Job: Each line of the listing that contains the word "para" is to be copied.

Dataset content:

********

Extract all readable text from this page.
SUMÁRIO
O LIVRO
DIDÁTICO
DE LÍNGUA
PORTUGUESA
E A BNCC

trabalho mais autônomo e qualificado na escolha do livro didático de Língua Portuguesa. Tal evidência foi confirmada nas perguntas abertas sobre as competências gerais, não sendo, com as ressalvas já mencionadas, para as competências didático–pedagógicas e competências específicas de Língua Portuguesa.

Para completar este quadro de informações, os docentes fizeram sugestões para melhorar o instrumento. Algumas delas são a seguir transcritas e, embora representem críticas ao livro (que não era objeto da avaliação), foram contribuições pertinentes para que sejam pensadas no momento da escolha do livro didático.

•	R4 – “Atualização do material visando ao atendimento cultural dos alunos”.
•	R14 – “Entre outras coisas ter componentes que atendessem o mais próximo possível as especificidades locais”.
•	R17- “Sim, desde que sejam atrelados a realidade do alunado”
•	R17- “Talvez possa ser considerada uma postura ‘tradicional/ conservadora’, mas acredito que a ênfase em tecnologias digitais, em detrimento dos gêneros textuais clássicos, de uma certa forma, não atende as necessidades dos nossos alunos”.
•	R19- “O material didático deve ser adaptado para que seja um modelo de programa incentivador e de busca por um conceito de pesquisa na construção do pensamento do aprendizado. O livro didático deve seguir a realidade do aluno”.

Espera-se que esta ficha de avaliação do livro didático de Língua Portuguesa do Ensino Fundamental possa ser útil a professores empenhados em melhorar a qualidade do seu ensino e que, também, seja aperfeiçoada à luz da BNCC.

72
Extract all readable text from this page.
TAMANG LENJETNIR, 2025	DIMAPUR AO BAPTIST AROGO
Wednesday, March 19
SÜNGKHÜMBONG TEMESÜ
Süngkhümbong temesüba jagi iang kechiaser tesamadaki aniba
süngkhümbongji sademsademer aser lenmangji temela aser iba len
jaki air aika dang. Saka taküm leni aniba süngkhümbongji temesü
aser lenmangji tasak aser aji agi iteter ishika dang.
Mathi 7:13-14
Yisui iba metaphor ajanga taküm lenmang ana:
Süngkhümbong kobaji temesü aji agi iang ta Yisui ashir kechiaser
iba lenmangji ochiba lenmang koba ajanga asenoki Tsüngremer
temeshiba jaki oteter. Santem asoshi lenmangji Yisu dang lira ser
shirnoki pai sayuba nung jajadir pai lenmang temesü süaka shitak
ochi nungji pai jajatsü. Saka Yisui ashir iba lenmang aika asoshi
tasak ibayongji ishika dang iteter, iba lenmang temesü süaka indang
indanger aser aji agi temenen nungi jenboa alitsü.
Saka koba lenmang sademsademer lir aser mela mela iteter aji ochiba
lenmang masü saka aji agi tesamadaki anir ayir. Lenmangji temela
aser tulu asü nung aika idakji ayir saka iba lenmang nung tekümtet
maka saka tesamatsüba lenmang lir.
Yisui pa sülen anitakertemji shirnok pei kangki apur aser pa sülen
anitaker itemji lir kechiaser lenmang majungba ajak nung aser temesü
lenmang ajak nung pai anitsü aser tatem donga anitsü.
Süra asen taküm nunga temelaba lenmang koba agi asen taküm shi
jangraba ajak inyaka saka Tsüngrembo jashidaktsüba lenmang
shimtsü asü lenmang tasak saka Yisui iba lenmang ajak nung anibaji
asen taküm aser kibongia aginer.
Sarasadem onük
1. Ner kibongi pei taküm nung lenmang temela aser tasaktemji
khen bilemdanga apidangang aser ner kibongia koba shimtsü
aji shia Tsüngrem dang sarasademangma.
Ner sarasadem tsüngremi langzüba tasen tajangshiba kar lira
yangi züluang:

********

Correct output:
trabalho mais autônomo e qualificado na escolha do livro didático de Língua Portuguesa. Tal evidência foi confirmada nas perguntas abertas sobre as competências gerais, não sendo, com as ressalvas já mencionadas, para as competências didático–pedagógicas e competências específicas de Língua Portuguesa.
Para completar este quadro de informações, os docentes fizeram sugestões para melhorar o instrumento. Algumas delas são a seguir transcritas e, embora representem críticas ao livro (que não era objeto da avaliação), foram contribuições pertinentes para que sejam pensadas no momento da escolha do livro didático.
•	R19- “O material didático deve ser adaptado para que seja um modelo de programa incentivador e de busca por um conceito de pesquisa na construção do pensamento do aprendizado. O livro didático deve seguir a realidade do aluno”.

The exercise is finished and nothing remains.